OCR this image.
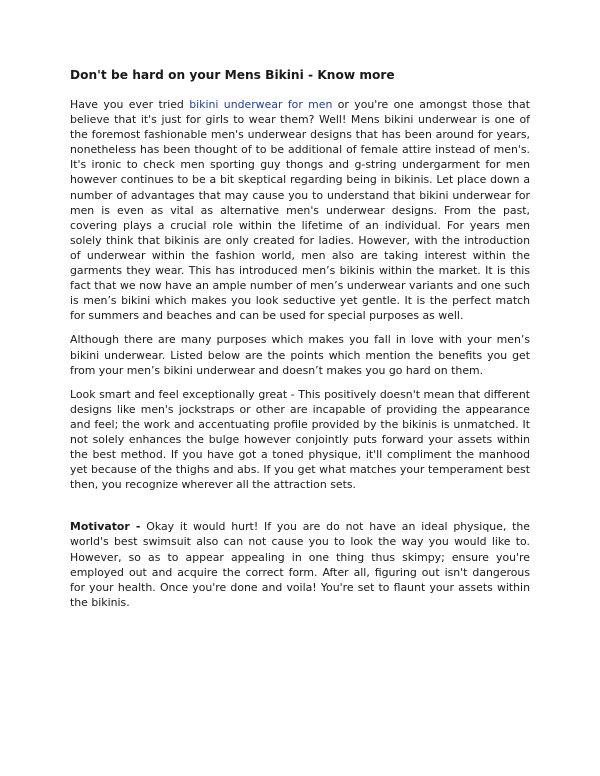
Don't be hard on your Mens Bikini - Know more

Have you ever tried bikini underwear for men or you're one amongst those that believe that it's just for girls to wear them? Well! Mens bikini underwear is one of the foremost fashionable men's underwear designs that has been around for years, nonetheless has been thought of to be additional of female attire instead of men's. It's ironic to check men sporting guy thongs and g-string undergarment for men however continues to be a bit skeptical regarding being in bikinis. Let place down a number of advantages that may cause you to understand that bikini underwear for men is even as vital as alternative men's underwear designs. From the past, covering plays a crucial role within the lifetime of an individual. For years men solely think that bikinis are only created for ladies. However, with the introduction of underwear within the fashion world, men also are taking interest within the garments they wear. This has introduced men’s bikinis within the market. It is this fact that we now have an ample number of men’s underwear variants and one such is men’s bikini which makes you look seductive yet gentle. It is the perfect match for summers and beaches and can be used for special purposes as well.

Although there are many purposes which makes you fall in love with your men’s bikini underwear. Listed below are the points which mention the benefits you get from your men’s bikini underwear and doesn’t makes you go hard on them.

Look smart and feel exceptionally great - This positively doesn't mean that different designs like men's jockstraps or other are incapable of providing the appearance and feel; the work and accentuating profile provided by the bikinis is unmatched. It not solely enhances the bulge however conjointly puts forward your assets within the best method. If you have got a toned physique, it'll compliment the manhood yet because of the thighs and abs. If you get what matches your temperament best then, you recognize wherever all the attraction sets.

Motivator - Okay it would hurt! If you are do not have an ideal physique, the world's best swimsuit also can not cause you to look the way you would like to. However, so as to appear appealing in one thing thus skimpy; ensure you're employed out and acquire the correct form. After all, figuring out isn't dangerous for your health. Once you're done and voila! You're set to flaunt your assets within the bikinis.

* * *

> TASK: Retype every record above exactly as written, but leave out the pictures.

> SOLUTION FOR THIS EXERCISE:
OCR this image.
Don't be hard on your Mens Bikini - Know more

Have you ever tried bikini underwear for men or you're one amongst those that believe that it's just for girls to wear them? Well! Mens bikini underwear is one of the foremost fashionable men's underwear designs that has been around for years, nonetheless has been thought of to be additional of female attire instead of men's. It's ironic to check men sporting guy thongs and g-string undergarment for men however continues to be a bit skeptical regarding being in bikinis. Let place down a number of advantages that may cause you to understand that bikini underwear for men is even as vital as alternative men's underwear designs. From the past, covering plays a crucial role within the lifetime of an individual. For years men solely think that bikinis are only created for ladies. However, with the introduction of underwear within the fashion world, men also are taking interest within the garments they wear. This has introduced men’s bikinis within the market. It is this fact that we now have an ample number of men’s underwear variants and one such is men’s bikini which makes you look seductive yet gentle. It is the perfect match for summers and beaches and can be used for special purposes as well.

Although there are many purposes which makes you fall in love with your men’s bikini underwear. Listed below are the points which mention the benefits you get from your men’s bikini underwear and doesn’t makes you go hard on them.

Look smart and feel exceptionally great - This positively doesn't mean that different designs like men's jockstraps or other are incapable of providing the appearance and feel; the work and accentuating profile provided by the bikinis is unmatched. It not solely enhances the bulge however conjointly puts forward your assets within the best method. If you have got a toned physique, it'll compliment the manhood yet because of the thighs and abs. If you get what matches your temperament best then, you recognize wherever all the attraction sets.

Motivator - Okay it would hurt! If you are do not have an ideal physique, the world's best swimsuit also can not cause you to look the way you would like to. However, so as to appear appealing in one thing thus skimpy; ensure you're employed out and acquire the correct form. After all, figuring out isn't dangerous for your health. Once you're done and voila! You're set to flaunt your assets within the bikinis.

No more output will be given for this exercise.